Short exercise → Lines that contain "steering" are to be counted; give only their number.
*** Material supplied
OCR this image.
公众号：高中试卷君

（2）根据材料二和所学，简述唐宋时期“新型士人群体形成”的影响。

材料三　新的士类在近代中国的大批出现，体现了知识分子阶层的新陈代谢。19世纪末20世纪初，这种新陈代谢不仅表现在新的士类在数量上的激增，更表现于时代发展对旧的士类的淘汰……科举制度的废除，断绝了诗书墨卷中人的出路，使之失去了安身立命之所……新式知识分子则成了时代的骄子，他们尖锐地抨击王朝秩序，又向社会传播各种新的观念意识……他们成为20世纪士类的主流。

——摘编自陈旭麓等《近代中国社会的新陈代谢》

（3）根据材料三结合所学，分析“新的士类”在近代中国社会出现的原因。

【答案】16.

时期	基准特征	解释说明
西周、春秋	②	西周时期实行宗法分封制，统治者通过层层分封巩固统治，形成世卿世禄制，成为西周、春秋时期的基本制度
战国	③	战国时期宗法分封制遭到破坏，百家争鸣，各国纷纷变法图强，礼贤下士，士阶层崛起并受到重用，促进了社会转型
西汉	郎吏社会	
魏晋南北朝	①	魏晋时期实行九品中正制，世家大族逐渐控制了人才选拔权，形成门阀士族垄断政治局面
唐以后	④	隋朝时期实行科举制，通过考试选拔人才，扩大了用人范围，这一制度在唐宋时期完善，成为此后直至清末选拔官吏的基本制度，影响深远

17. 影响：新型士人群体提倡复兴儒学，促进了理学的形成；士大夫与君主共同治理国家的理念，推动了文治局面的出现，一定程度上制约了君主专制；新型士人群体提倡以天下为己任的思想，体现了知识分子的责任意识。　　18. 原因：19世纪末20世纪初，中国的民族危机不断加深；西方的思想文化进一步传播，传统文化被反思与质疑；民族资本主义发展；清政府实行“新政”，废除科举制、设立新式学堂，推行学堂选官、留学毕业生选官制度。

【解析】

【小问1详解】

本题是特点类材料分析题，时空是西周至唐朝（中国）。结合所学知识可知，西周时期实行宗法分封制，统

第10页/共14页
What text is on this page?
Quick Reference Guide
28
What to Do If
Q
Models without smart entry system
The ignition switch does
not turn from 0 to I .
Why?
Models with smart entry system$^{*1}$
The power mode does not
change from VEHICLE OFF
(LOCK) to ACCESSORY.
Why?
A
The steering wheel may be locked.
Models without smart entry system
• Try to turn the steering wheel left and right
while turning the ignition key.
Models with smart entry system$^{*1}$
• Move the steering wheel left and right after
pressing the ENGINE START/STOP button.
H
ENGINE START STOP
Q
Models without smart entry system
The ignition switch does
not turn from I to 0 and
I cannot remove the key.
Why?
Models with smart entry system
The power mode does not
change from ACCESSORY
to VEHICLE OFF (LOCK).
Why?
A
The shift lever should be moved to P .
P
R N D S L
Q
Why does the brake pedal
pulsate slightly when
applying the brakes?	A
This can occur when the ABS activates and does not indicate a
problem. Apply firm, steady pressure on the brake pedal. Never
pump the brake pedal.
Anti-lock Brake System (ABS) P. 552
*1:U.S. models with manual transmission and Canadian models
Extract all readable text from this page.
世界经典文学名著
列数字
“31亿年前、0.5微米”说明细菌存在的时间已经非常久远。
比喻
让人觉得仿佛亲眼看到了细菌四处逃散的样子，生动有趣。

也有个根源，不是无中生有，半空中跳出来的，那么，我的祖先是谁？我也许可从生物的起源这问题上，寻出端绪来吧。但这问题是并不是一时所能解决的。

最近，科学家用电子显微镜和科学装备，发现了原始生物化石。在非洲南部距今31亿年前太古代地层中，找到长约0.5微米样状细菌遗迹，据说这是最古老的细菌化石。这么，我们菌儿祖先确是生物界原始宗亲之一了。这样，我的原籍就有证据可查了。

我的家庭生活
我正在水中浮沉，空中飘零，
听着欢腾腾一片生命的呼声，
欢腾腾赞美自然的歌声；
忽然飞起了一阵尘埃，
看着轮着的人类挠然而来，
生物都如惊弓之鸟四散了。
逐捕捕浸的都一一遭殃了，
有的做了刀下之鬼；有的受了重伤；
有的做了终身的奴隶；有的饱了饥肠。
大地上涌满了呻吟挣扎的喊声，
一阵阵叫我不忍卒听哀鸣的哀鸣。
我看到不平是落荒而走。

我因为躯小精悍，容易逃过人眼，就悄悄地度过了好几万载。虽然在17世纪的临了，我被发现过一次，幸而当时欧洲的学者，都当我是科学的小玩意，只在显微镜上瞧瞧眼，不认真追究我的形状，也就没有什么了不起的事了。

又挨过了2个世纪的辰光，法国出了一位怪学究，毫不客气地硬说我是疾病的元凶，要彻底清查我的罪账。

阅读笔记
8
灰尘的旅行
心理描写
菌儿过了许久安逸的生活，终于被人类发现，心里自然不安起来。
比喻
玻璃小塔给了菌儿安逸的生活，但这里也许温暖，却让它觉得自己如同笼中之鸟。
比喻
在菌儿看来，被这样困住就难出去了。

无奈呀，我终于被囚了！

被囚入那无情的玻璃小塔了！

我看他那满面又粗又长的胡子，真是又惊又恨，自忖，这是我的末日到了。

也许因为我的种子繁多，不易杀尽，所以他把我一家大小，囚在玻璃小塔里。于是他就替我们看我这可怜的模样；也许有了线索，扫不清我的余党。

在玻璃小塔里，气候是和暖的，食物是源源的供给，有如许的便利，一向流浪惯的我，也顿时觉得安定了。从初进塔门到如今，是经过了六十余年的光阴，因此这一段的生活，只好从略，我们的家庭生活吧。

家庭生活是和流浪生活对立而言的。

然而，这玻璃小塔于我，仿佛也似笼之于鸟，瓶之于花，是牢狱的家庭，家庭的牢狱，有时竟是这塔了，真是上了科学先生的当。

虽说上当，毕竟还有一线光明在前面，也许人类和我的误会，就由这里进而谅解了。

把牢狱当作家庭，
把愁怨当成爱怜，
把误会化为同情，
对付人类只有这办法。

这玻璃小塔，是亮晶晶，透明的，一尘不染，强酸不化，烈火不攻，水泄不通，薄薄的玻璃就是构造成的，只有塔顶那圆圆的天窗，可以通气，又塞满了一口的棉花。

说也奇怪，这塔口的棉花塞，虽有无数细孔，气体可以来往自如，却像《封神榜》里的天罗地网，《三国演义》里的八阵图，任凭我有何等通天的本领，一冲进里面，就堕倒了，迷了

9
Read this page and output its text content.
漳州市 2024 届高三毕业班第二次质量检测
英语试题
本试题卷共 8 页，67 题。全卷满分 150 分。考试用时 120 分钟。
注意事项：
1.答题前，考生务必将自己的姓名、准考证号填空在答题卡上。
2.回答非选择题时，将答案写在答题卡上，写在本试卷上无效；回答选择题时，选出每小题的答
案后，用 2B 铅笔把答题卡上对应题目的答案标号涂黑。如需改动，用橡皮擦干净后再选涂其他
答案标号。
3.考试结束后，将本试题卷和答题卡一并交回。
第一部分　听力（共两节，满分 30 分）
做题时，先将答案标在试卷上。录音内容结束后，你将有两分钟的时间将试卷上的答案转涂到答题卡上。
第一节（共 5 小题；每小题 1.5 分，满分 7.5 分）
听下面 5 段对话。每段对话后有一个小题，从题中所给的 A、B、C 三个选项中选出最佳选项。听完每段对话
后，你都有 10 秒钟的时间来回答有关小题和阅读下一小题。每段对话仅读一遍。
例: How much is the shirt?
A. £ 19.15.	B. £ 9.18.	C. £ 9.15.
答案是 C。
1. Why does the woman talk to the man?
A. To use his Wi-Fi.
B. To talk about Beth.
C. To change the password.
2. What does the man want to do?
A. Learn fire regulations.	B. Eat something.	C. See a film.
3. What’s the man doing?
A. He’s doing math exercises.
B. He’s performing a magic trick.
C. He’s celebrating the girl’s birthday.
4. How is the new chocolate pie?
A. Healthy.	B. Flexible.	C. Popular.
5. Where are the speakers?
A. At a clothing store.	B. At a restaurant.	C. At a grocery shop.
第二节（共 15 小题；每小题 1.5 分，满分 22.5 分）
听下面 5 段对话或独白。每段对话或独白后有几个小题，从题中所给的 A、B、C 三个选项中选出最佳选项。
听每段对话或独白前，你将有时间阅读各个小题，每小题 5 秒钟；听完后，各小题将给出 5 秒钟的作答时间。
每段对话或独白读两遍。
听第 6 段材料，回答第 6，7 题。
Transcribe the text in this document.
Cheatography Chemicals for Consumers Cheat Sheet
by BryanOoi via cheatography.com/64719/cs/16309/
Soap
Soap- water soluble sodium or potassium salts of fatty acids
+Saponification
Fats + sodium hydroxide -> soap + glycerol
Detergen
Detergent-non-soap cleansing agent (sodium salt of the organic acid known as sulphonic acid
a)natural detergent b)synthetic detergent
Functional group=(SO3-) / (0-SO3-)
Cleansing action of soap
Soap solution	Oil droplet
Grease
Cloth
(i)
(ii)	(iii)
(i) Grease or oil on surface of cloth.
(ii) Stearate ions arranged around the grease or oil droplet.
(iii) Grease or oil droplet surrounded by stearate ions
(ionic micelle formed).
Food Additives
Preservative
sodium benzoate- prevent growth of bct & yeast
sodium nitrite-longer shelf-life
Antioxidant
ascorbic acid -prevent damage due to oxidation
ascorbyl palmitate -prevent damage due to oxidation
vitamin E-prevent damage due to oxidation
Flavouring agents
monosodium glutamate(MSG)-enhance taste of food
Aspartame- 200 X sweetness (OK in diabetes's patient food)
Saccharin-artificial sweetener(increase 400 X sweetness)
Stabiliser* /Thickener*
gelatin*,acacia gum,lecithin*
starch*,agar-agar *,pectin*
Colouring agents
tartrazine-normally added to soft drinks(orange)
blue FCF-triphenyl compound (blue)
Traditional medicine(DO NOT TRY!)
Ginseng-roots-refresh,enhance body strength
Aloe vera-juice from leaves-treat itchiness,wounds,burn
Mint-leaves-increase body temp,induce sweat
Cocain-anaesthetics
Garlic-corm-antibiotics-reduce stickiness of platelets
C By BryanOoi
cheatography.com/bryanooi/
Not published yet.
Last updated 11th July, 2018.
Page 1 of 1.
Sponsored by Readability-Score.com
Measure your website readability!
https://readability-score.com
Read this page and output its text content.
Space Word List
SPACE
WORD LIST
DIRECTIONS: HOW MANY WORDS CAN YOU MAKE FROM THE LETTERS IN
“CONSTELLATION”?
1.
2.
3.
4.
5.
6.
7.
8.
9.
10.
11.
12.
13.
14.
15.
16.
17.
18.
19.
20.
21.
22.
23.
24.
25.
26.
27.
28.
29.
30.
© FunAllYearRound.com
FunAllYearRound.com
******
Written response → 3